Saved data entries
--- Begin ---

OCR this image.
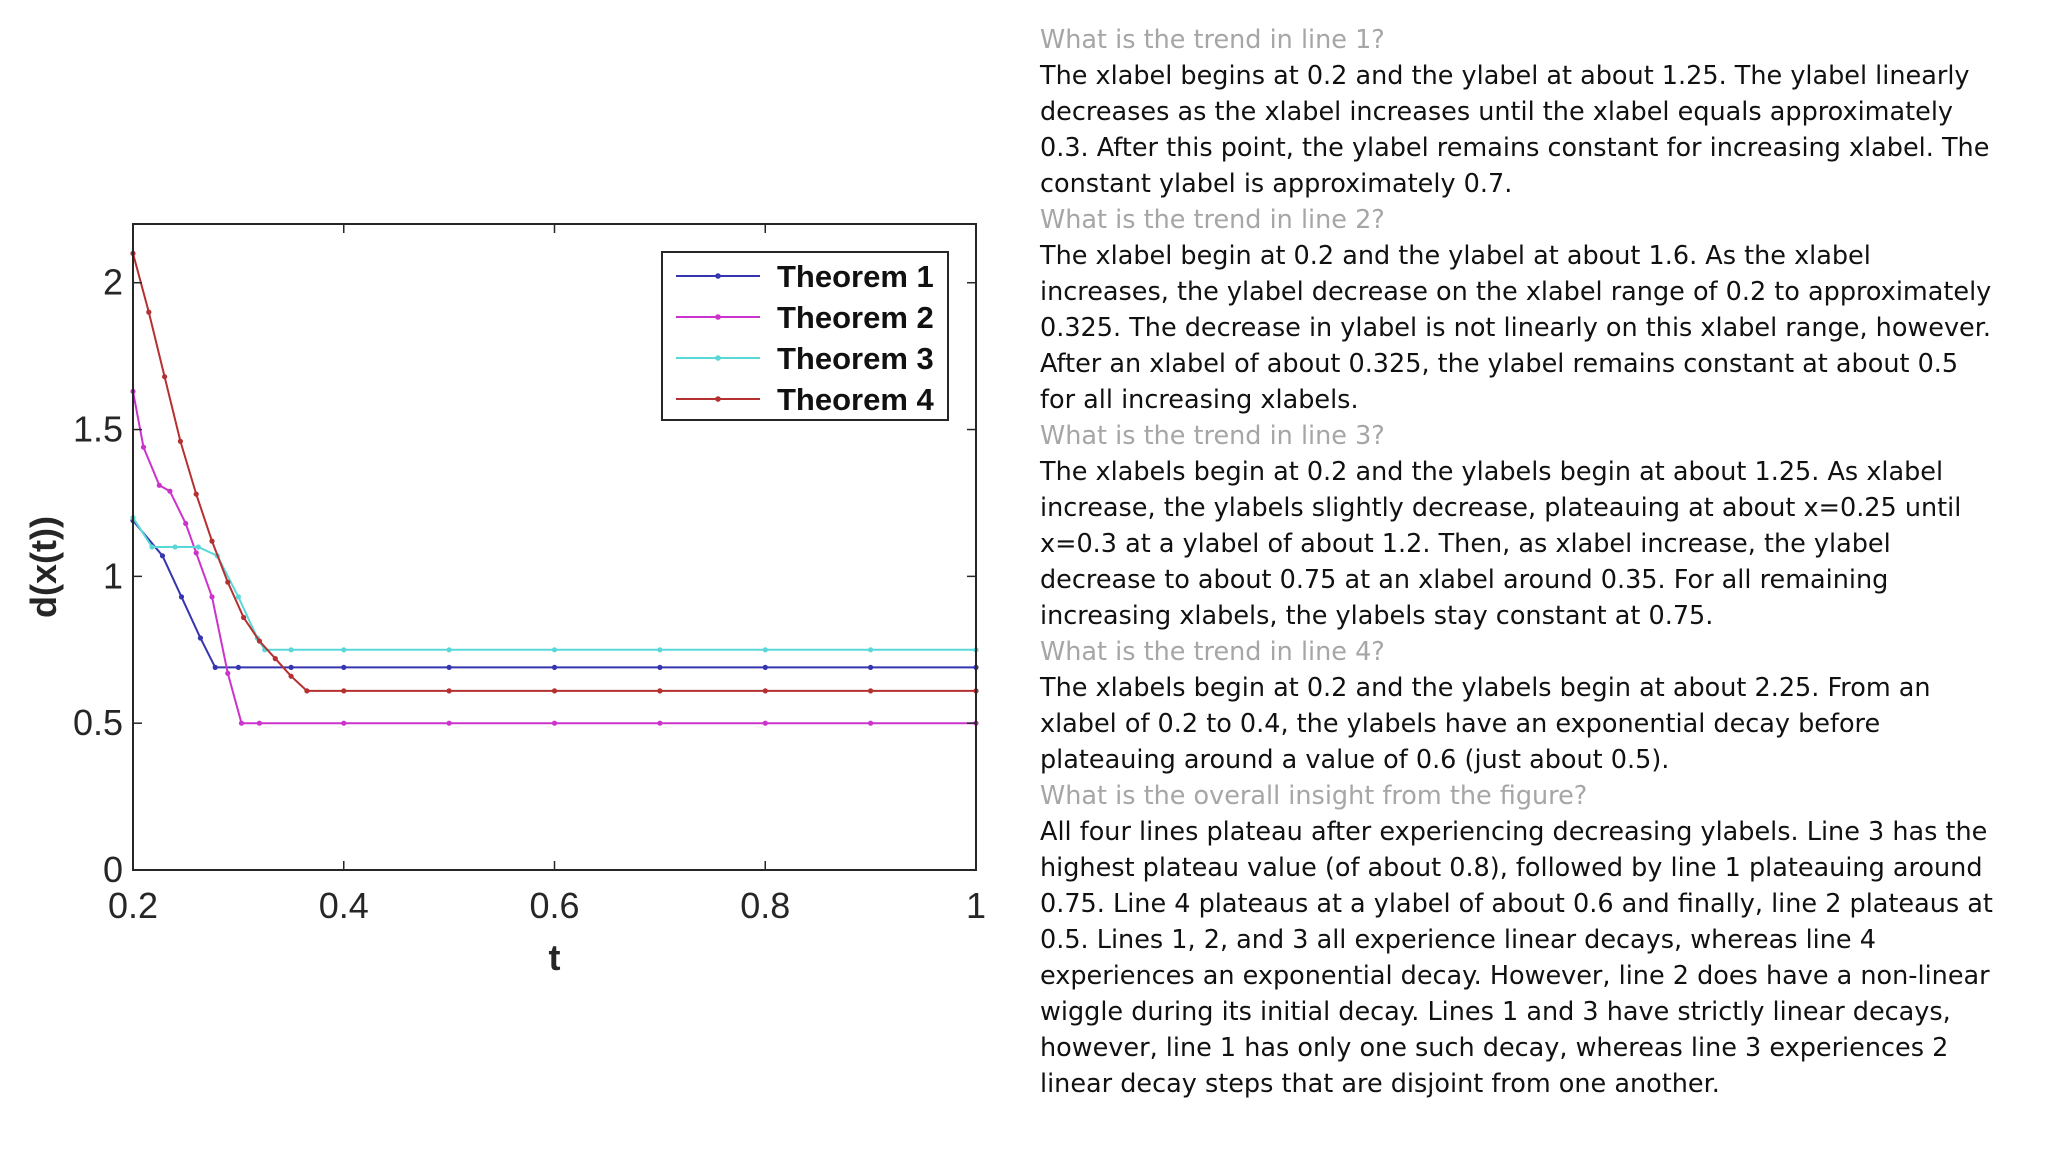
0.2	0.4	0.6	0.8	1
0
0.5
1
1.5
2
t
d(x(t))
Theorem 1
Theorem 2
Theorem 3
Theorem 4

What is the trend in line 1?

The xlabel begins at 0.2 and the ylabel at about 1.25. The ylabel linearly decreases as the xlabel increases until the xlabel equals approximately 0.3. After this point, the ylabel remains constant for increasing xlabel. The constant ylabel is approximately 0.7.

What is the trend in line 2?

The xlabel begin at 0.2 and the ylabel at about 1.6. As the xlabel increases, the ylabel decrease on the xlabel range of 0.2 to approximately 0.325. The decrease in ylabel is not linearly on this xlabel range, however. After an xlabel of about 0.325, the ylabel remains constant at about 0.5 for all increasing xlabels.

What is the trend in line 3?

The xlabels begin at 0.2 and the ylabels begin at about 1.25. As xlabel increase, the ylabels slightly decrease, plateauing at about x=0.25 until x=0.3 at a ylabel of about 1.2. Then, as xlabel increase, the ylabel decrease to about 0.75 at an xlabel around 0.35. For all remaining increasing xlabels, the ylabels stay constant at 0.75.

What is the trend in line 4?

The xlabels begin at 0.2 and the ylabels begin at about 2.25. From an xlabel of 0.2 to 0.4, the ylabels have an exponential decay before plateauing around a value of 0.6 (just about 0.5).

What is the overall insight from the figure?

All four lines plateau after experiencing decreasing ylabels. Line 3 has the highest plateau value (of about 0.8), followed by line 1 plateauing around 0.75. Line 4 plateaus at a ylabel of about 0.6 and finally, line 2 plateaus at 0.5. Lines 1, 2, and 3 all experience linear decays, whereas line 4 experiences an exponential decay. However, line 2 does have a non-linear wiggle during its initial decay. Lines 1 and 3 have strictly linear decays, however, line 1 has only one such decay, whereas line 3 experiences 2 linear decay steps that are disjoint from one another.
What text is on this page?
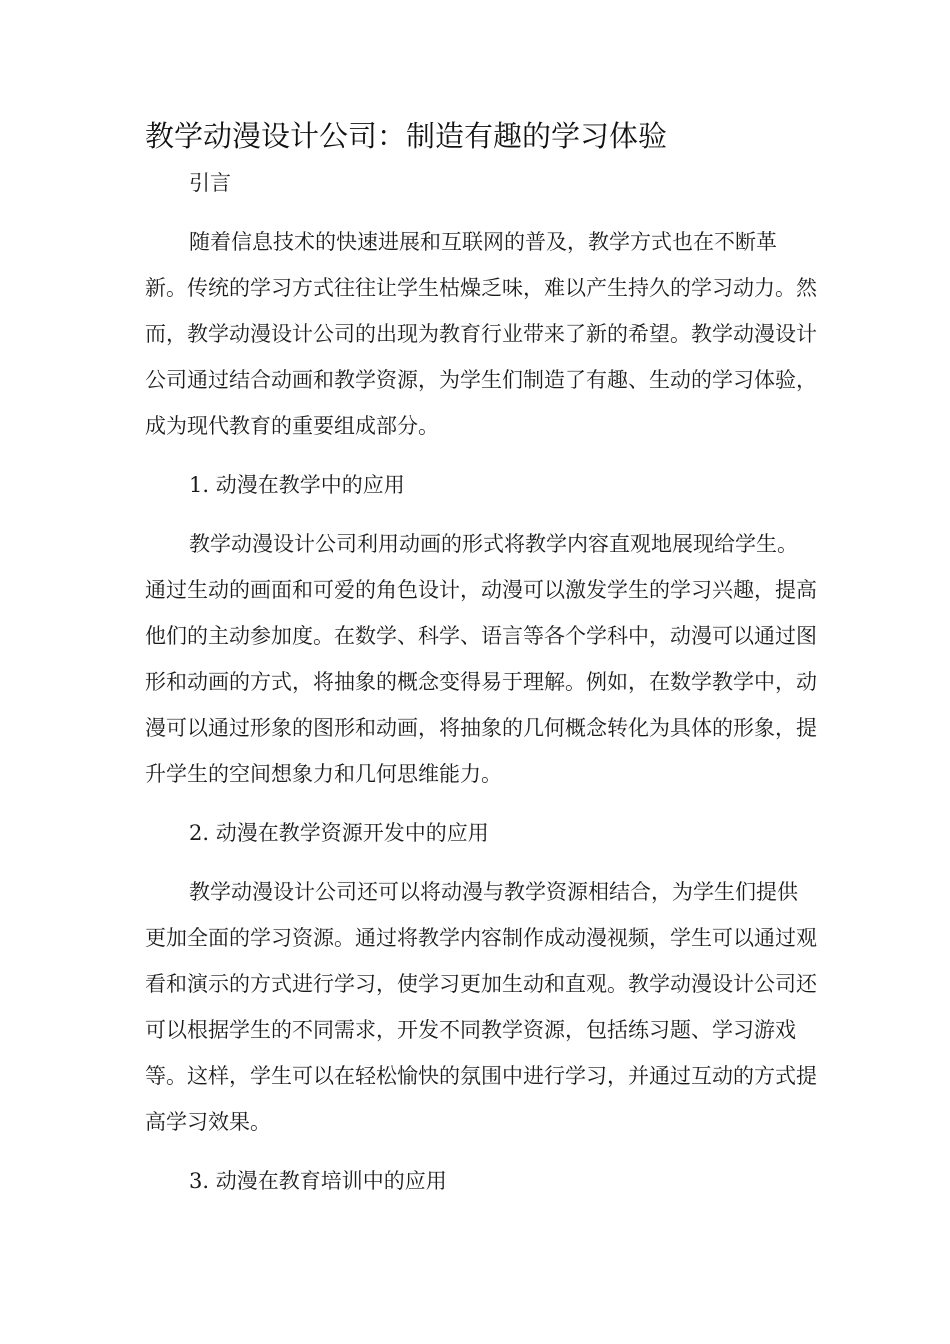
教学动漫设计公司：制造有趣的学习体验

引言

随着信息技术的快速进展和互联网的普及，教学方式也在不断革新。传统的学习方式往往让学生枯燥乏味，难以产生持久的学习动力。然而，教学动漫设计公司的出现为教育行业带来了新的希望。教学动漫设计公司通过结合动画和教学资源，为学生们制造了有趣、生动的学习体验，成为现代教育的重要组成部分。

1. 动漫在教学中的应用

教学动漫设计公司利用动画的形式将教学内容直观地展现给学生。通过生动的画面和可爱的角色设计，动漫可以激发学生的学习兴趣，提高他们的主动参加度。在数学、科学、语言等各个学科中，动漫可以通过图形和动画的方式，将抽象的概念变得易于理解。例如，在数学教学中，动漫可以通过形象的图形和动画，将抽象的几何概念转化为具体的形象，提升学生的空间想象力和几何思维能力。

2. 动漫在教学资源开发中的应用

教学动漫设计公司还可以将动漫与教学资源相结合，为学生们提供更加全面的学习资源。通过将教学内容制作成动漫视频，学生可以通过观看和演示的方式进行学习，使学习更加生动和直观。教学动漫设计公司还可以根据学生的不同需求，开发不同教学资源，包括练习题、学习游戏等。这样，学生可以在轻松愉快的氛围中进行学习，并通过互动的方式提高学习效果。

3. 动漫在教育培训中的应用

--- End ---

▶ **Requirement**:
Print exactly the span of lines that begins with the line containing "What text is on this page?" and ends with the last line of the listing, with no pictures.

▶ **Output of the exercise**:
What text is on this page?
教学动漫设计公司：制造有趣的学习体验

引言

随着信息技术的快速进展和互联网的普及，教学方式也在不断革新。传统的学习方式往往让学生枯燥乏味，难以产生持久的学习动力。然而，教学动漫设计公司的出现为教育行业带来了新的希望。教学动漫设计公司通过结合动画和教学资源，为学生们制造了有趣、生动的学习体验，成为现代教育的重要组成部分。

1. 动漫在教学中的应用

教学动漫设计公司利用动画的形式将教学内容直观地展现给学生。通过生动的画面和可爱的角色设计，动漫可以激发学生的学习兴趣，提高他们的主动参加度。在数学、科学、语言等各个学科中，动漫可以通过图形和动画的方式，将抽象的概念变得易于理解。例如，在数学教学中，动漫可以通过形象的图形和动画，将抽象的几何概念转化为具体的形象，提升学生的空间想象力和几何思维能力。

2. 动漫在教学资源开发中的应用

教学动漫设计公司还可以将动漫与教学资源相结合，为学生们提供更加全面的学习资源。通过将教学内容制作成动漫视频，学生可以通过观看和演示的方式进行学习，使学习更加生动和直观。教学动漫设计公司还可以根据学生的不同需求，开发不同教学资源，包括练习题、学习游戏等。这样，学生可以在轻松愉快的氛围中进行学习，并通过互动的方式提高学习效果。

3. 动漫在教育培训中的应用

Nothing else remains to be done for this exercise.